# start of Material for this exercise

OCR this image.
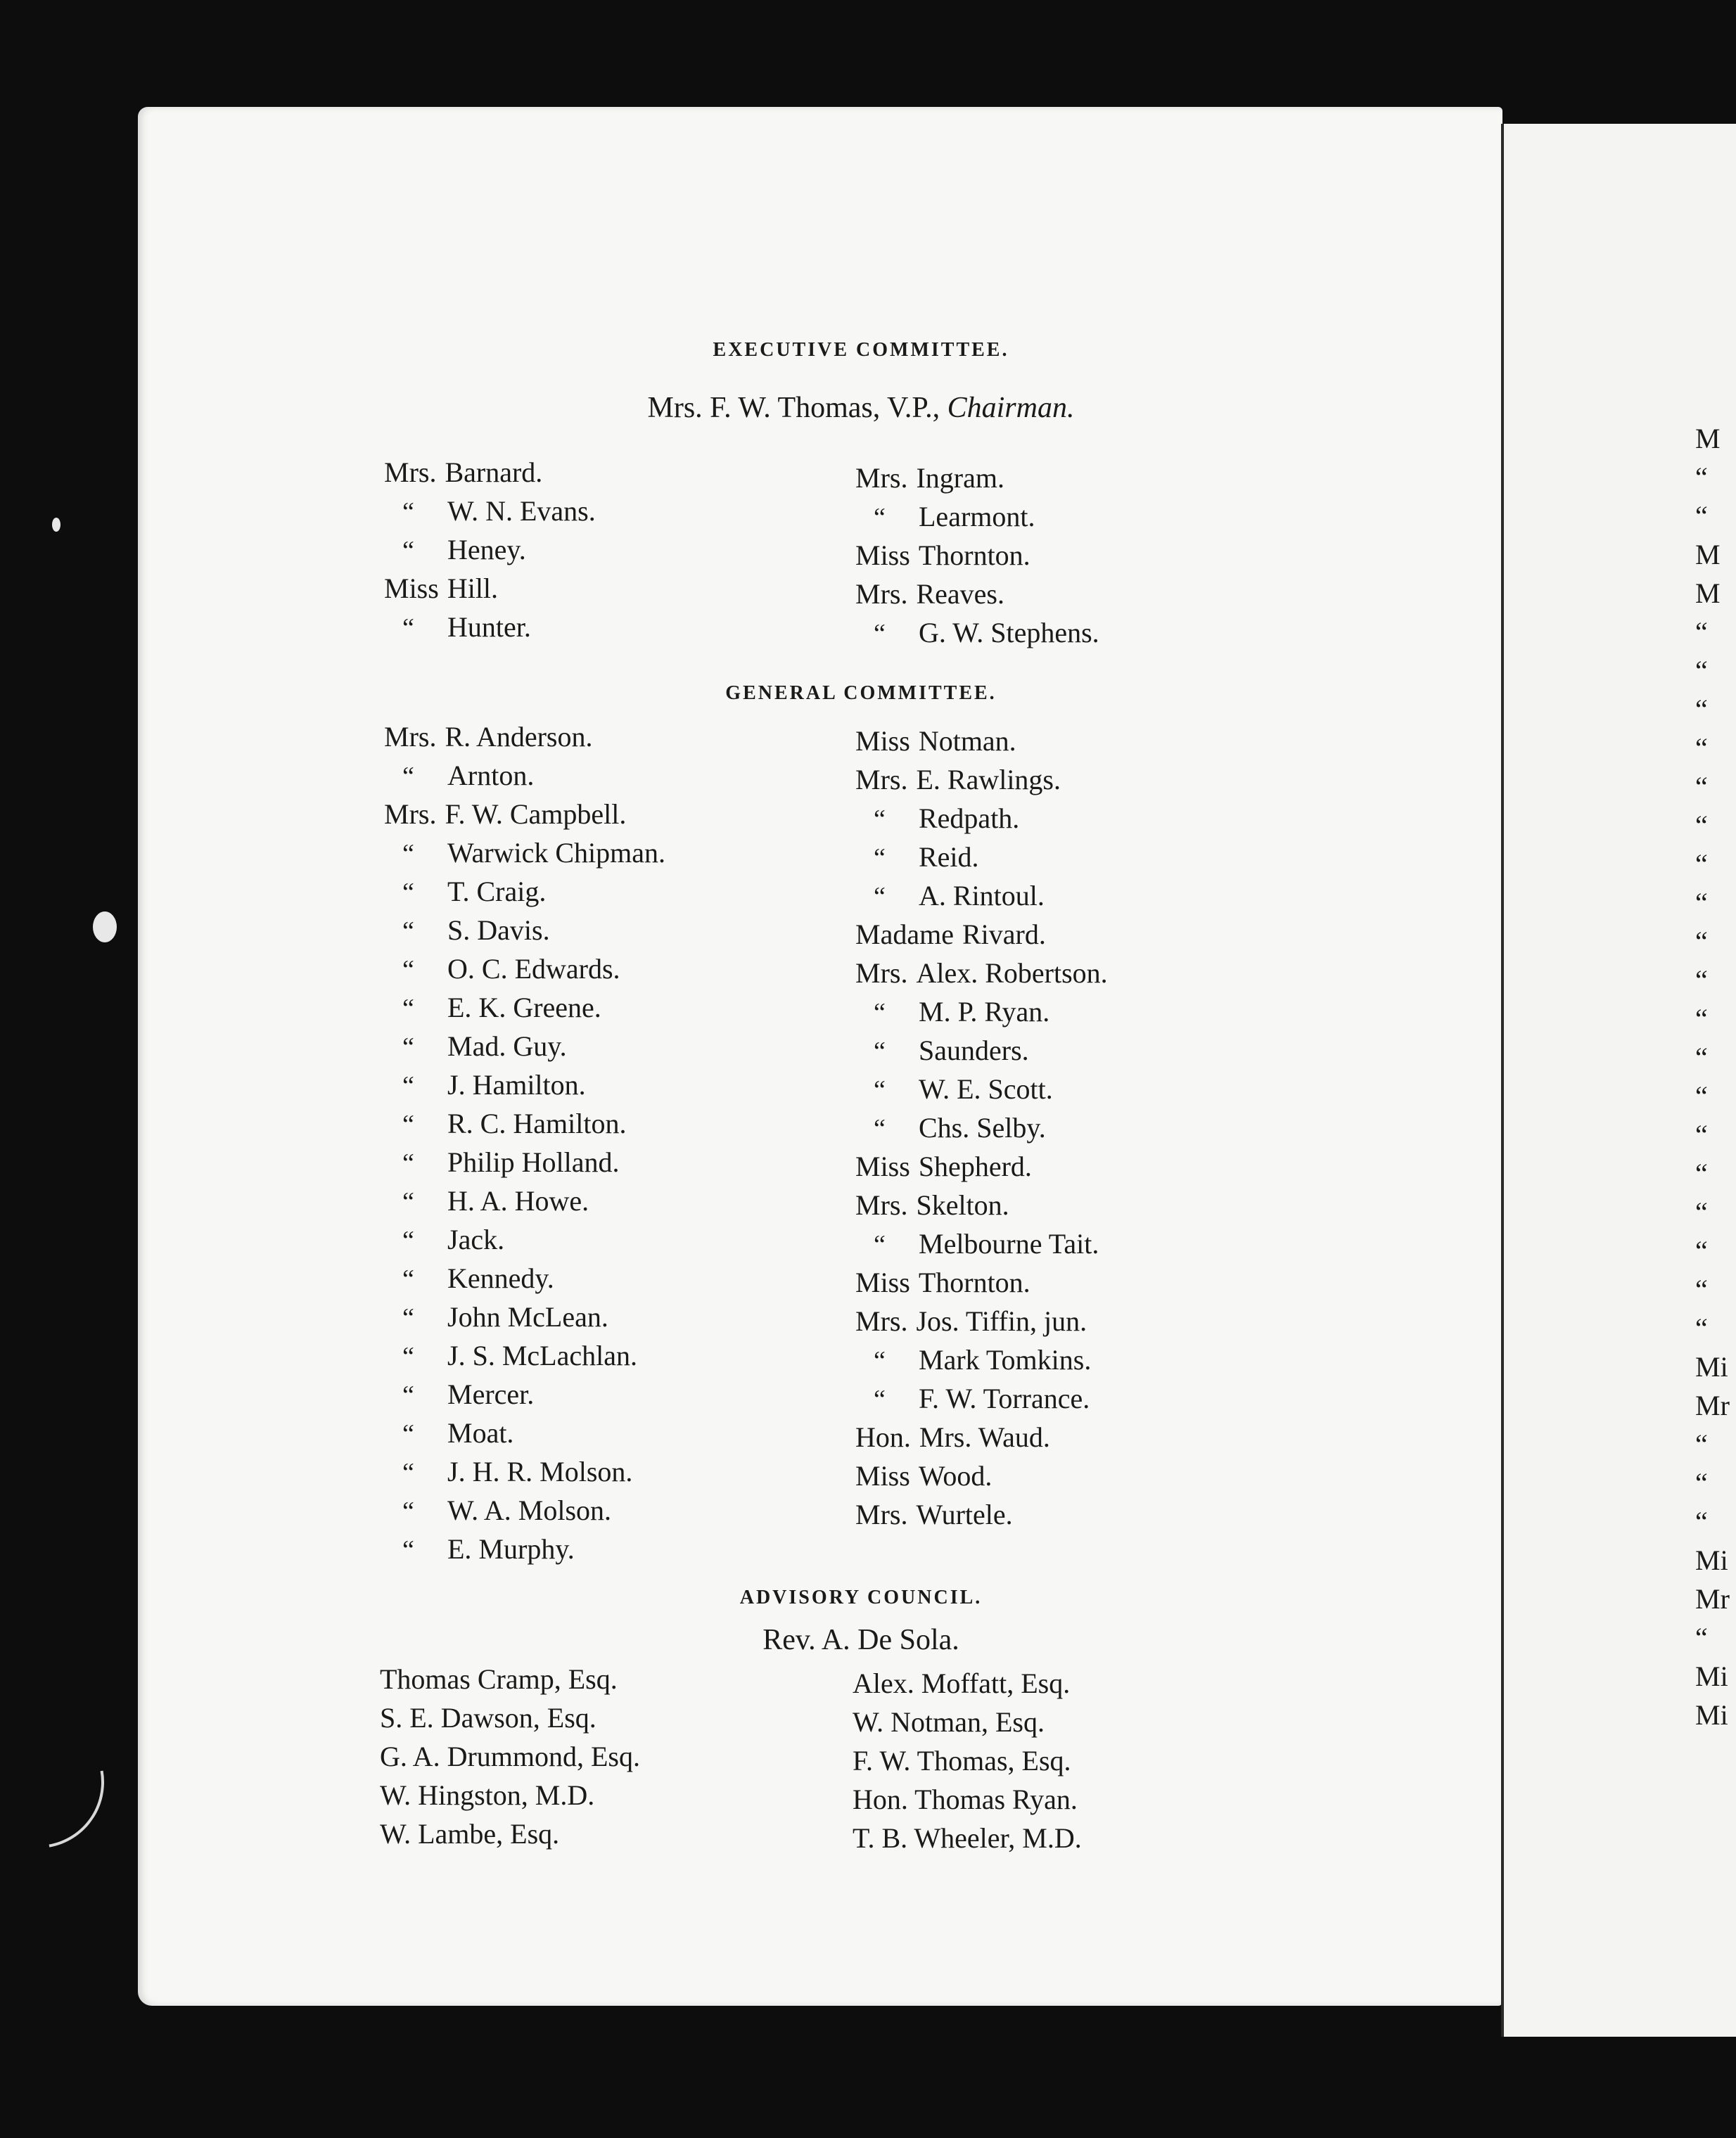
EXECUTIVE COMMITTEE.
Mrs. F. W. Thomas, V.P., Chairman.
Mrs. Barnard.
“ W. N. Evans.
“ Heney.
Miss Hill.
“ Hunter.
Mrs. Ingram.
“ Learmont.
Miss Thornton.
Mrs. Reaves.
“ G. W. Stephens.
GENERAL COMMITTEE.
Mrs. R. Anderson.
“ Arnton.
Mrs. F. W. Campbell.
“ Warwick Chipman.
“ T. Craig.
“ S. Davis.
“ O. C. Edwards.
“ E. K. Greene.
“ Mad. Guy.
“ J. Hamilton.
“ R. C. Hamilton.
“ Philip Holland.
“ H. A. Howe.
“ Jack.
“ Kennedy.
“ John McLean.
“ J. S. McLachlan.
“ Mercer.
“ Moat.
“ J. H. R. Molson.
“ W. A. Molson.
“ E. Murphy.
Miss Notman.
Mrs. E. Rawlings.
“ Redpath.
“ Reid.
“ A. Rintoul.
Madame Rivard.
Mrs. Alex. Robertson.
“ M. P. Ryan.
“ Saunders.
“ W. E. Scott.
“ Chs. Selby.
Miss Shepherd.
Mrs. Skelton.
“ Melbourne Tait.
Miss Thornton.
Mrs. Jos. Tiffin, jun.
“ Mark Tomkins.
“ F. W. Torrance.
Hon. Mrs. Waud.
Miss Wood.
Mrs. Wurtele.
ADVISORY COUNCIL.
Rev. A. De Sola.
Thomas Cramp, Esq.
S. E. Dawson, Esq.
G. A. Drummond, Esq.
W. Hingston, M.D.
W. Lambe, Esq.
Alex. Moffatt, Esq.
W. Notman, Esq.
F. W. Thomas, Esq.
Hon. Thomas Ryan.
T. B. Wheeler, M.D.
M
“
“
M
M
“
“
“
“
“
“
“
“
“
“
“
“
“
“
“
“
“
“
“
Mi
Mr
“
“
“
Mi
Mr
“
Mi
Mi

# end of Material for this exercise

Print the entries above exactly, taking out only the pictures.

OCR this image.
EXECUTIVE COMMITTEE.
Mrs. F. W. Thomas, V.P., Chairman.
Mrs. Barnard.
“ W. N. Evans.
“ Heney.
Miss Hill.
“ Hunter.
Mrs. Ingram.
“ Learmont.
Miss Thornton.
Mrs. Reaves.
“ G. W. Stephens.
GENERAL COMMITTEE.
Mrs. R. Anderson.
“ Arnton.
Mrs. F. W. Campbell.
“ Warwick Chipman.
“ T. Craig.
“ S. Davis.
“ O. C. Edwards.
“ E. K. Greene.
“ Mad. Guy.
“ J. Hamilton.
“ R. C. Hamilton.
“ Philip Holland.
“ H. A. Howe.
“ Jack.
“ Kennedy.
“ John McLean.
“ J. S. McLachlan.
“ Mercer.
“ Moat.
“ J. H. R. Molson.
“ W. A. Molson.
“ E. Murphy.
Miss Notman.
Mrs. E. Rawlings.
“ Redpath.
“ Reid.
“ A. Rintoul.
Madame Rivard.
Mrs. Alex. Robertson.
“ M. P. Ryan.
“ Saunders.
“ W. E. Scott.
“ Chs. Selby.
Miss Shepherd.
Mrs. Skelton.
“ Melbourne Tait.
Miss Thornton.
Mrs. Jos. Tiffin, jun.
“ Mark Tomkins.
“ F. W. Torrance.
Hon. Mrs. Waud.
Miss Wood.
Mrs. Wurtele.
ADVISORY COUNCIL.
Rev. A. De Sola.
Thomas Cramp, Esq.
S. E. Dawson, Esq.
G. A. Drummond, Esq.
W. Hingston, M.D.
W. Lambe, Esq.
Alex. Moffatt, Esq.
W. Notman, Esq.
F. W. Thomas, Esq.
Hon. Thomas Ryan.
T. B. Wheeler, M.D.
M
“
“
M
M
“
“
“
“
“
“
“
“
“
“
“
“
“
“
“
“
“
“
“
Mi
Mr
“
“
“
Mi
Mr
“
Mi
Mi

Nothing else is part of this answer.